▶ _Prompt_
Restate the listing below word for word, omitting any images.

Saved data entries:
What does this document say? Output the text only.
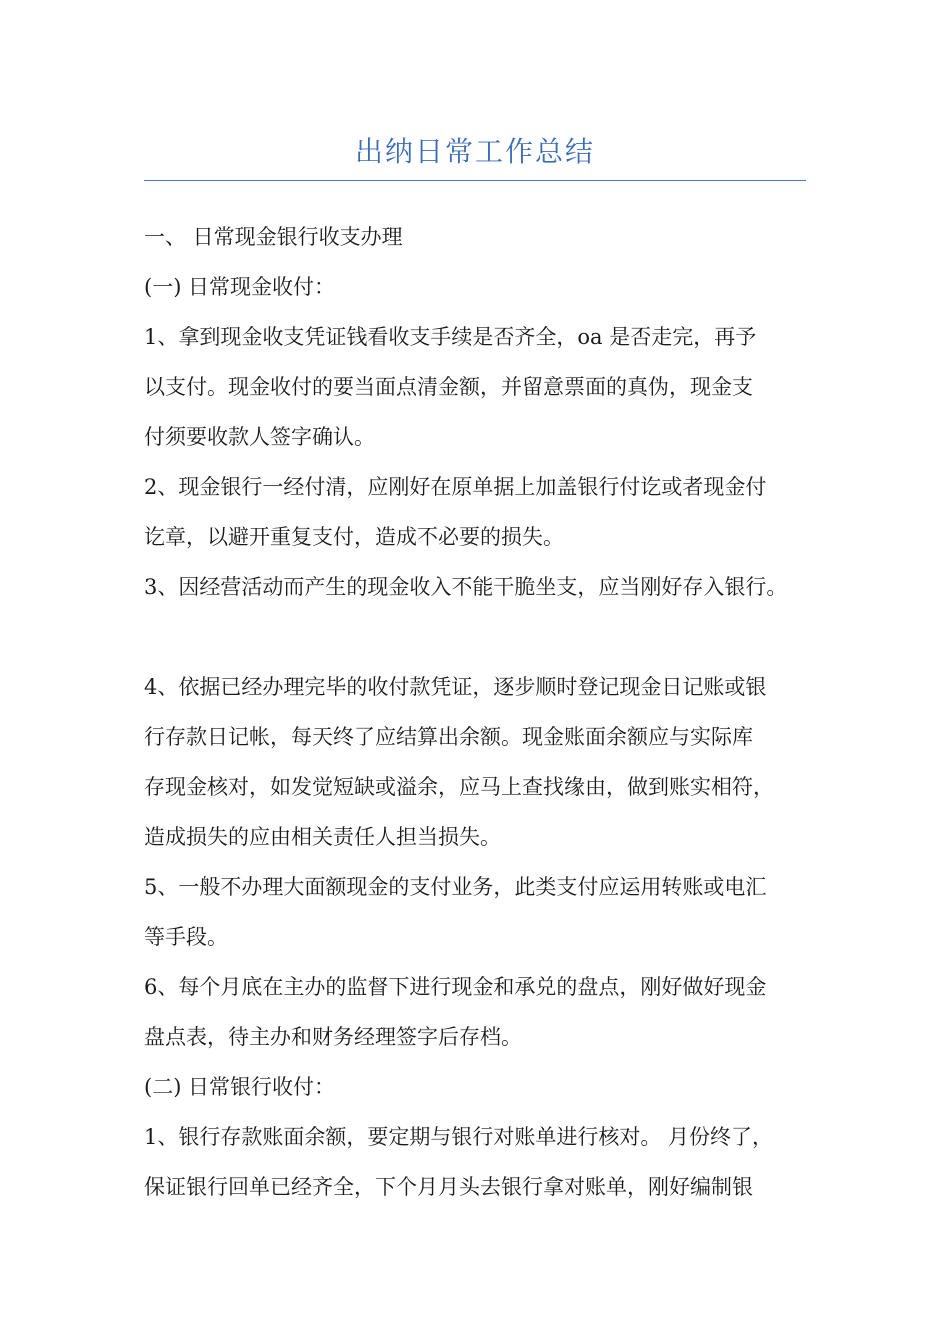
出纳日常工作总结
一、 日常现金银行收支办理
(一) 日常现金收付：
1、拿到现金收支凭证钱看收支手续是否齐全，oa 是否走完，再予
以支付。现金收付的要当面点清金额，并留意票面的真伪，现金支
付须要收款人签字确认。
2、现金银行一经付清，应刚好在原单据上加盖银行付讫或者现金付
讫章，以避开重复支付，造成不必要的损失。
3、因经营活动而产生的现金收入不能干脆坐支，应当刚好存入银行。
4、依据已经办理完毕的收付款凭证，逐步顺时登记现金日记账或银
行存款日记帐，每天终了应结算出余额。现金账面余额应与实际库
存现金核对，如发觉短缺或溢余，应马上查找缘由，做到账实相符，
造成损失的应由相关责任人担当损失。
5、一般不办理大面额现金的支付业务，此类支付应运用转账或电汇
等手段。
6、每个月底在主办的监督下进行现金和承兑的盘点，刚好做好现金
盘点表，待主办和财务经理签字后存档。
(二) 日常银行收付：
1、银行存款账面余额，要定期与银行对账单进行核对。 月份终了，
保证银行回单已经齐全，下个月月头去银行拿对账单，刚好编制银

▶ _Exercise answer_
What does this document say? Output the text only.
出纳日常工作总结
一、 日常现金银行收支办理
(一) 日常现金收付：
1、拿到现金收支凭证钱看收支手续是否齐全，oa 是否走完，再予
以支付。现金收付的要当面点清金额，并留意票面的真伪，现金支
付须要收款人签字确认。
2、现金银行一经付清，应刚好在原单据上加盖银行付讫或者现金付
讫章，以避开重复支付，造成不必要的损失。
3、因经营活动而产生的现金收入不能干脆坐支，应当刚好存入银行。
4、依据已经办理完毕的收付款凭证，逐步顺时登记现金日记账或银
行存款日记帐，每天终了应结算出余额。现金账面余额应与实际库
存现金核对，如发觉短缺或溢余，应马上查找缘由，做到账实相符，
造成损失的应由相关责任人担当损失。
5、一般不办理大面额现金的支付业务，此类支付应运用转账或电汇
等手段。
6、每个月底在主办的监督下进行现金和承兑的盘点，刚好做好现金
盘点表，待主办和财务经理签字后存档。
(二) 日常银行收付：
1、银行存款账面余额，要定期与银行对账单进行核对。 月份终了，
保证银行回单已经齐全，下个月月头去银行拿对账单，刚好编制银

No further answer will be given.